Render every entry verbatim.

▶ [Dataset records]
----
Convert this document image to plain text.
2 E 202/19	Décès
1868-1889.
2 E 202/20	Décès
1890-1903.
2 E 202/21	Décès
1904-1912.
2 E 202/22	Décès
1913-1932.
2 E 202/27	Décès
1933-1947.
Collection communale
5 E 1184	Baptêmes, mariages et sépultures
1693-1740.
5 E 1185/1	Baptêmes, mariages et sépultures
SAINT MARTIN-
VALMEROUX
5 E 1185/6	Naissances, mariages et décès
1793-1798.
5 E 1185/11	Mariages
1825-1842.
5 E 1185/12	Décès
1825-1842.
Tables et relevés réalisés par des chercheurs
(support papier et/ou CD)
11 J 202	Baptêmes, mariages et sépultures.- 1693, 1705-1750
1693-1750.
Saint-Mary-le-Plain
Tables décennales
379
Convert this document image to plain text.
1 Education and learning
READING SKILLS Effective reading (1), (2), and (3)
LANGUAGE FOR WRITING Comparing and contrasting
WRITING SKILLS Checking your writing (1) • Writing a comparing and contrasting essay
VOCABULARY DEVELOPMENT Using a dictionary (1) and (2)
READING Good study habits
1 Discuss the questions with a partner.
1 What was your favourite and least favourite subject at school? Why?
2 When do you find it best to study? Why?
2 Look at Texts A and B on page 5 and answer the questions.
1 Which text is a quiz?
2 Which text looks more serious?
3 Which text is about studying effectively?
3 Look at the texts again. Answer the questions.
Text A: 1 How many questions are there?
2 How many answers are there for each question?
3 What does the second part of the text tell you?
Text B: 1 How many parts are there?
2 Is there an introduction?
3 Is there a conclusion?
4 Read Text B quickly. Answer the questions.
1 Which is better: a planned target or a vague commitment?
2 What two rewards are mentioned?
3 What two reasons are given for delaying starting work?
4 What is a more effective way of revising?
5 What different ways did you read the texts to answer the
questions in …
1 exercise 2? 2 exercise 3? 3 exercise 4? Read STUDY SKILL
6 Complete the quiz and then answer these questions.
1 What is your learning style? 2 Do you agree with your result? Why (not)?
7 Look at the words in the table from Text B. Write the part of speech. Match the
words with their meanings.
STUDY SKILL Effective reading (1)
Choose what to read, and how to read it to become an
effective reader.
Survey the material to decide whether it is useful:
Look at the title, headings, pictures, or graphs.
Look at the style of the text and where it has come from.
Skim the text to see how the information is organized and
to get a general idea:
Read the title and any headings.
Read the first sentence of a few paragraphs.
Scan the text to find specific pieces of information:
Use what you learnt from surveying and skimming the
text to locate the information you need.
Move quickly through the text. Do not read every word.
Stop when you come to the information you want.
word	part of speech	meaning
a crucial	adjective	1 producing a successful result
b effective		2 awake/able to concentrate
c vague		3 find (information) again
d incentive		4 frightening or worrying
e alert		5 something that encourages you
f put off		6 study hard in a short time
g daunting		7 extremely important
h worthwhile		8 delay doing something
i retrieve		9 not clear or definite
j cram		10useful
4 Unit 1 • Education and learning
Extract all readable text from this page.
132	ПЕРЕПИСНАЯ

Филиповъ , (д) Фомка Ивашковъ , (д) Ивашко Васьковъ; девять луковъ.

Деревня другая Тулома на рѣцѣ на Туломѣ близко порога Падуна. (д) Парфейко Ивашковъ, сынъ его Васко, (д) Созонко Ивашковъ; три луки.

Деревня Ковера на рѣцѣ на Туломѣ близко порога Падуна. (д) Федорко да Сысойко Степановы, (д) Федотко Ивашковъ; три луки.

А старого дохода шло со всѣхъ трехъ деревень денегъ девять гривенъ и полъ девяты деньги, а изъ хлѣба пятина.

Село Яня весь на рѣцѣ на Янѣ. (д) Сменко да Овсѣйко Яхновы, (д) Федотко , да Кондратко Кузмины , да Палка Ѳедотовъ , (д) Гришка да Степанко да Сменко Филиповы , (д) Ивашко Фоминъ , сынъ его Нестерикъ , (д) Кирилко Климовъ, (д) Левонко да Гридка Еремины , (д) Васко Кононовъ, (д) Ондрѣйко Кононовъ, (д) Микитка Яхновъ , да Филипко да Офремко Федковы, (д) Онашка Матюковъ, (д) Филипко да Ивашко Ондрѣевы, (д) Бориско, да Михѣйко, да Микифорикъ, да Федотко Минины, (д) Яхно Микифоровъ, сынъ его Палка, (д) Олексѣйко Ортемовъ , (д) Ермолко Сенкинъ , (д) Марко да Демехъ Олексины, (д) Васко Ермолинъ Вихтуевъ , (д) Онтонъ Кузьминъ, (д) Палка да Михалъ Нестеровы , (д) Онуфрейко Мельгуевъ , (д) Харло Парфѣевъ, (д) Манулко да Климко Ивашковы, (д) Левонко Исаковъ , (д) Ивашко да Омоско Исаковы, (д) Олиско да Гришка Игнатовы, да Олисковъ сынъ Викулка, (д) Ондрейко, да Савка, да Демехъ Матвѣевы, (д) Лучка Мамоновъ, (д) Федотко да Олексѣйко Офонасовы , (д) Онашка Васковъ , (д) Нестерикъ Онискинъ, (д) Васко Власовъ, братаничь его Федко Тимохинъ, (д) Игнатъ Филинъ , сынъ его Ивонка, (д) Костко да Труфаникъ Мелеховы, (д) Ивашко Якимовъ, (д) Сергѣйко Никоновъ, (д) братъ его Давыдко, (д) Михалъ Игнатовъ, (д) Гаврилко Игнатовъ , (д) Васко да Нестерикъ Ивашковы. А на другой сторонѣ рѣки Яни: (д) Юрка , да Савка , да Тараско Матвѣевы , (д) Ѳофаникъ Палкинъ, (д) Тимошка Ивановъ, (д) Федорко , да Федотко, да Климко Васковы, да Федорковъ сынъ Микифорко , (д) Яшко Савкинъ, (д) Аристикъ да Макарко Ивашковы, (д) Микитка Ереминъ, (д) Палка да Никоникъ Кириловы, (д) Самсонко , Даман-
----
▶ [CORRECT OUTPUT]
Convert this document image to plain text.
2 E 202/19	Décès
1868-1889.
2 E 202/20	Décès
1890-1903.
2 E 202/21	Décès
1904-1912.
2 E 202/22	Décès
1913-1932.
2 E 202/27	Décès
1933-1947.
Collection communale
5 E 1184	Baptêmes, mariages et sépultures
1693-1740.
5 E 1185/1	Baptêmes, mariages et sépultures
SAINT MARTIN-
VALMEROUX
5 E 1185/6	Naissances, mariages et décès
1793-1798.
5 E 1185/11	Mariages
1825-1842.
5 E 1185/12	Décès
1825-1842.
Tables et relevés réalisés par des chercheurs
(support papier et/ou CD)
11 J 202	Baptêmes, mariages et sépultures.- 1693, 1705-1750
1693-1750.
Saint-Mary-le-Plain
Tables décennales
379
Convert this document image to plain text.
1 Education and learning
READING SKILLS Effective reading (1), (2), and (3)
LANGUAGE FOR WRITING Comparing and contrasting
WRITING SKILLS Checking your writing (1) • Writing a comparing and contrasting essay
VOCABULARY DEVELOPMENT Using a dictionary (1) and (2)
READING Good study habits
1 Discuss the questions with a partner.
1 What was your favourite and least favourite subject at school? Why?
2 When do you find it best to study? Why?
2 Look at Texts A and B on page 5 and answer the questions.
1 Which text is a quiz?
2 Which text looks more serious?
3 Which text is about studying effectively?
3 Look at the texts again. Answer the questions.
Text A: 1 How many questions are there?
2 How many answers are there for each question?
3 What does the second part of the text tell you?
Text B: 1 How many parts are there?
2 Is there an introduction?
3 Is there a conclusion?
4 Read Text B quickly. Answer the questions.
1 Which is better: a planned target or a vague commitment?
2 What two rewards are mentioned?
3 What two reasons are given for delaying starting work?
4 What is a more effective way of revising?
5 What different ways did you read the texts to answer the
questions in …
1 exercise 2? 2 exercise 3? 3 exercise 4? Read STUDY SKILL
6 Complete the quiz and then answer these questions.
1 What is your learning style? 2 Do you agree with your result? Why (not)?
7 Look at the words in the table from Text B. Write the part of speech. Match the
words with their meanings.
STUDY SKILL Effective reading (1)
Choose what to read, and how to read it to become an
effective reader.
Survey the material to decide whether it is useful:
Look at the title, headings, pictures, or graphs.
Look at the style of the text and where it has come from.
Skim the text to see how the information is organized and
to get a general idea:
Read the title and any headings.
Read the first sentence of a few paragraphs.
Scan the text to find specific pieces of information:
Use what you learnt from surveying and skimming the
text to locate the information you need.
Move quickly through the text. Do not read every word.
Stop when you come to the information you want.
word	part of speech	meaning
a crucial	adjective	1 producing a successful result
b effective		2 awake/able to concentrate
c vague		3 find (information) again
d incentive		4 frightening or worrying
e alert		5 something that encourages you
f put off		6 study hard in a short time
g daunting		7 extremely important
h worthwhile		8 delay doing something
i retrieve		9 not clear or definite
j cram		10useful
4 Unit 1 • Education and learning
Extract all readable text from this page.
132	ПЕРЕПИСНАЯ

Филиповъ , (д) Фомка Ивашковъ , (д) Ивашко Васьковъ; девять луковъ.

Деревня другая Тулома на рѣцѣ на Туломѣ близко порога Падуна. (д) Парфейко Ивашковъ, сынъ его Васко, (д) Созонко Ивашковъ; три луки.

Деревня Ковера на рѣцѣ на Туломѣ близко порога Падуна. (д) Федорко да Сысойко Степановы, (д) Федотко Ивашковъ; три луки.

А старого дохода шло со всѣхъ трехъ деревень денегъ девять гривенъ и полъ девяты деньги, а изъ хлѣба пятина.

Село Яня весь на рѣцѣ на Янѣ. (д) Сменко да Овсѣйко Яхновы, (д) Федотко , да Кондратко Кузмины , да Палка Ѳедотовъ , (д) Гришка да Степанко да Сменко Филиповы , (д) Ивашко Фоминъ , сынъ его Нестерикъ , (д) Кирилко Климовъ, (д) Левонко да Гридка Еремины , (д) Васко Кононовъ, (д) Ондрѣйко Кононовъ, (д) Микитка Яхновъ , да Филипко да Офремко Федковы, (д) Онашка Матюковъ, (д) Филипко да Ивашко Ондрѣевы, (д) Бориско, да Михѣйко, да Микифорикъ, да Федотко Минины, (д) Яхно Микифоровъ, сынъ его Палка, (д) Олексѣйко Ортемовъ , (д) Ермолко Сенкинъ , (д) Марко да Демехъ Олексины, (д) Васко Ермолинъ Вихтуевъ , (д) Онтонъ Кузьминъ, (д) Палка да Михалъ Нестеровы , (д) Онуфрейко Мельгуевъ , (д) Харло Парфѣевъ, (д) Манулко да Климко Ивашковы, (д) Левонко Исаковъ , (д) Ивашко да Омоско Исаковы, (д) Олиско да Гришка Игнатовы, да Олисковъ сынъ Викулка, (д) Ондрейко, да Савка, да Демехъ Матвѣевы, (д) Лучка Мамоновъ, (д) Федотко да Олексѣйко Офонасовы , (д) Онашка Васковъ , (д) Нестерикъ Онискинъ, (д) Васко Власовъ, братаничь его Федко Тимохинъ, (д) Игнатъ Филинъ , сынъ его Ивонка, (д) Костко да Труфаникъ Мелеховы, (д) Ивашко Якимовъ, (д) Сергѣйко Никоновъ, (д) братъ его Давыдко, (д) Михалъ Игнатовъ, (д) Гаврилко Игнатовъ , (д) Васко да Нестерикъ Ивашковы. А на другой сторонѣ рѣки Яни: (д) Юрка , да Савка , да Тараско Матвѣевы , (д) Ѳофаникъ Палкинъ, (д) Тимошка Ивановъ, (д) Федорко , да Федотко, да Климко Васковы, да Федорковъ сынъ Микифорко , (д) Яшко Савкинъ, (д) Аристикъ да Макарко Ивашковы, (д) Микитка Ереминъ, (д) Палка да Никоникъ Кириловы, (д) Самсонко , Даман-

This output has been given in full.